[Source records]:
──────────

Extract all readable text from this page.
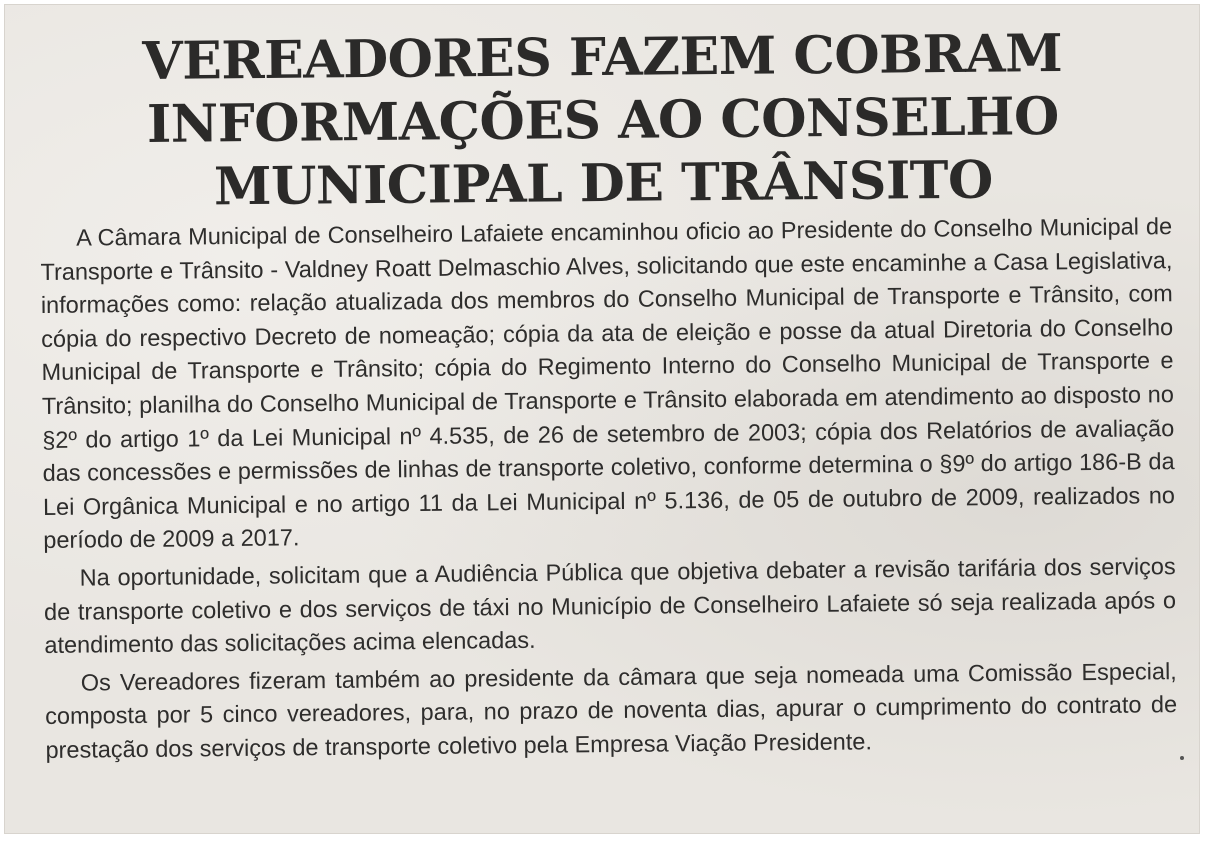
VEREADORES FAZEM COBRAM
INFORMAÇÕES AO CONSELHO
MUNICIPAL DE TRÂNSITO

A Câmara Municipal de Conselheiro Lafaiete encaminhou oficio ao Presidente do Conselho Municipal de Transporte e Trânsito - Valdney Roatt Delmaschio Alves, solicitando que este encaminhe a Casa Legislativa, informações como: relação atualizada dos membros do Conselho Municipal de Transporte e Trânsito, com cópia do respectivo Decreto de nomeação; cópia da ata de eleição e posse da atual Diretoria do Conselho Municipal de Transporte e Trânsito; cópia do Regimento Interno do Conselho Municipal de Transporte e Trânsito; planilha do Conselho Municipal de Transporte e Trânsito elaborada em atendimento ao disposto no §2º do artigo 1º da Lei Municipal nº 4.535, de 26 de setembro de 2003; cópia dos Relatórios de avaliação das concessões e permissões de linhas de transporte coletivo, conforme determina o §9º do artigo 186-B da Lei Orgânica Municipal e no artigo 11 da Lei Municipal nº 5.136, de 05 de outubro de 2009, realizados no período de 2009 a 2017.

Na oportunidade, solicitam que a Audiência Pública que objetiva debater a revisão tarifária dos serviços de transporte coletivo e dos serviços de táxi no Município de Conselheiro Lafaiete só seja realizada após o atendimento das solicitações acima elencadas.

Os Vereadores fizeram também ao presidente da câmara que seja nomeada uma Comissão Especial, composta por 5 cinco vereadores, para, no prazo de noventa dias, apurar o cumprimento do contrato de prestação dos serviços de transporte coletivo pela Empresa Viação Presidente.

──────────

[Exercise details]: From the data above, copy each line that has the string "seja".

[Written answer]:
Na oportunidade, solicitam que a Audiência Pública que objetiva debater a revisão tarifária dos serviços de transporte coletivo e dos serviços de táxi no Município de Conselheiro Lafaiete só seja realizada após o atendimento das solicitações acima elencadas.
Os Vereadores fizeram também ao presidente da câmara que seja nomeada uma Comissão Especial, composta por 5 cinco vereadores, para, no prazo de noventa dias, apurar o cumprimento do contrato de prestação dos serviços de transporte coletivo pela Empresa Viação Presidente.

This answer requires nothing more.